→ **WORK INSTRUCTIONS**:
Please retype the data in full and exactly; the pictures are not part of the copy.

→ **DATA LISTING**:
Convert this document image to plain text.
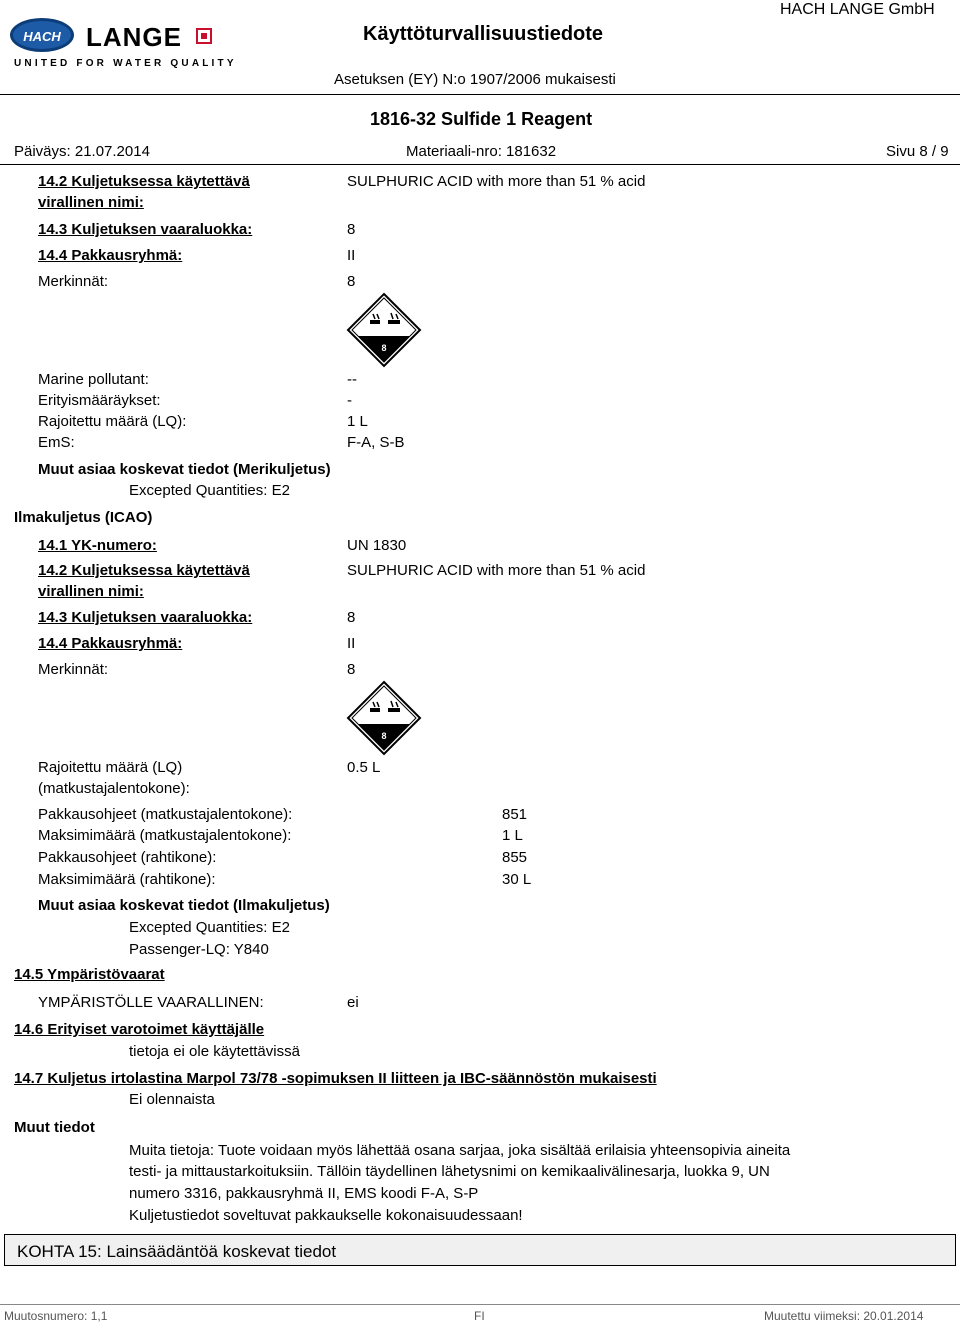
HACH LANGE
UNITED FOR WATER QUALITY
Käyttöturvallisuustiedote
Asetuksen (EY) N:o 1907/2006 mukaisesti
HACH LANGE GmbH
1816-32 Sulfide 1 Reagent
Päiväys: 21.07.2014	Materiaali-nro: 181632	Sivu 8 / 9
14.2 Kuljetuksessa käytettävä
virallinen nimi:
SULPHURIC ACID with more than 51 % acid
14.3 Kuljetuksen vaaraluokka:	8
14.4 Pakkausryhmä:	II
Merkinnät:	8
8
Marine pollutant:	--
Erityismääräykset:	-
Rajoitettu määrä (LQ):	1 L
EmS:	F-A, S-B
Muut asiaa koskevat tiedot (Merikuljetus)
Excepted Quantities: E2
Ilmakuljetus (ICAO)
14.1 YK-numero:	UN 1830
14.2 Kuljetuksessa käytettävä
virallinen nimi:
SULPHURIC ACID with more than 51 % acid
14.3 Kuljetuksen vaaraluokka:	8
14.4 Pakkausryhmä:	II
Merkinnät:	8
8
Rajoitettu määrä (LQ)
(matkustajalentokone):
0.5 L
Pakkausohjeet (matkustajalentokone):	851
Maksimimäärä (matkustajalentokone):	1 L
Pakkausohjeet (rahtikone):	855
Maksimimäärä (rahtikone):	30 L
Muut asiaa koskevat tiedot (Ilmakuljetus)
Excepted Quantities: E2
Passenger-LQ: Y840
14.5 Ympäristövaarat
YMPÄRISTÖLLE VAARALLINEN:	ei
14.6 Erityiset varotoimet käyttäjälle
tietoja ei ole käytettävissä
14.7 Kuljetus irtolastina Marpol 73/78 -sopimuksen II liitteen ja IBC-säännöstön mukaisesti
Ei olennaista
Muut tiedot
Muita tietoja: Tuote voidaan myös lähettää osana sarjaa, joka sisältää erilaisia yhteensopivia aineita
testi- ja mittaustarkoituksiin. Tällöin täydellinen lähetysnimi on kemikaalivälinesarja, luokka 9, UN
numero 3316, pakkausryhmä II, EMS koodi F-A, S-P
Kuljetustiedot soveltuvat pakkaukselle kokonaisuudessaan!
KOHTA 15: Lainsäädäntöä koskevat tiedot
Muutosnumero: 1,1	FI	Muutettu viimeksi: 20.01.2014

→ **EXERCISE RESULT**:
Convert this document image to plain text.
HACH LANGE
UNITED FOR WATER QUALITY
Käyttöturvallisuustiedote
Asetuksen (EY) N:o 1907/2006 mukaisesti
HACH LANGE GmbH
1816-32 Sulfide 1 Reagent
Päiväys: 21.07.2014	Materiaali-nro: 181632	Sivu 8 / 9
14.2 Kuljetuksessa käytettävä
virallinen nimi:
SULPHURIC ACID with more than 51 % acid
14.3 Kuljetuksen vaaraluokka:	8
14.4 Pakkausryhmä:	II
Merkinnät:	8
8
Marine pollutant:	--
Erityismääräykset:	-
Rajoitettu määrä (LQ):	1 L
EmS:	F-A, S-B
Muut asiaa koskevat tiedot (Merikuljetus)
Excepted Quantities: E2
Ilmakuljetus (ICAO)
14.1 YK-numero:	UN 1830
14.2 Kuljetuksessa käytettävä
virallinen nimi:
SULPHURIC ACID with more than 51 % acid
14.3 Kuljetuksen vaaraluokka:	8
14.4 Pakkausryhmä:	II
Merkinnät:	8
8
Rajoitettu määrä (LQ)
(matkustajalentokone):
0.5 L
Pakkausohjeet (matkustajalentokone):	851
Maksimimäärä (matkustajalentokone):	1 L
Pakkausohjeet (rahtikone):	855
Maksimimäärä (rahtikone):	30 L
Muut asiaa koskevat tiedot (Ilmakuljetus)
Excepted Quantities: E2
Passenger-LQ: Y840
14.5 Ympäristövaarat
YMPÄRISTÖLLE VAARALLINEN:	ei
14.6 Erityiset varotoimet käyttäjälle
tietoja ei ole käytettävissä
14.7 Kuljetus irtolastina Marpol 73/78 -sopimuksen II liitteen ja IBC-säännöstön mukaisesti
Ei olennaista
Muut tiedot
Muita tietoja: Tuote voidaan myös lähettää osana sarjaa, joka sisältää erilaisia yhteensopivia aineita
testi- ja mittaustarkoituksiin. Tällöin täydellinen lähetysnimi on kemikaalivälinesarja, luokka 9, UN
numero 3316, pakkausryhmä II, EMS koodi F-A, S-P
Kuljetustiedot soveltuvat pakkaukselle kokonaisuudessaan!
KOHTA 15: Lainsäädäntöä koskevat tiedot
Muutosnumero: 1,1	FI	Muutettu viimeksi: 20.01.2014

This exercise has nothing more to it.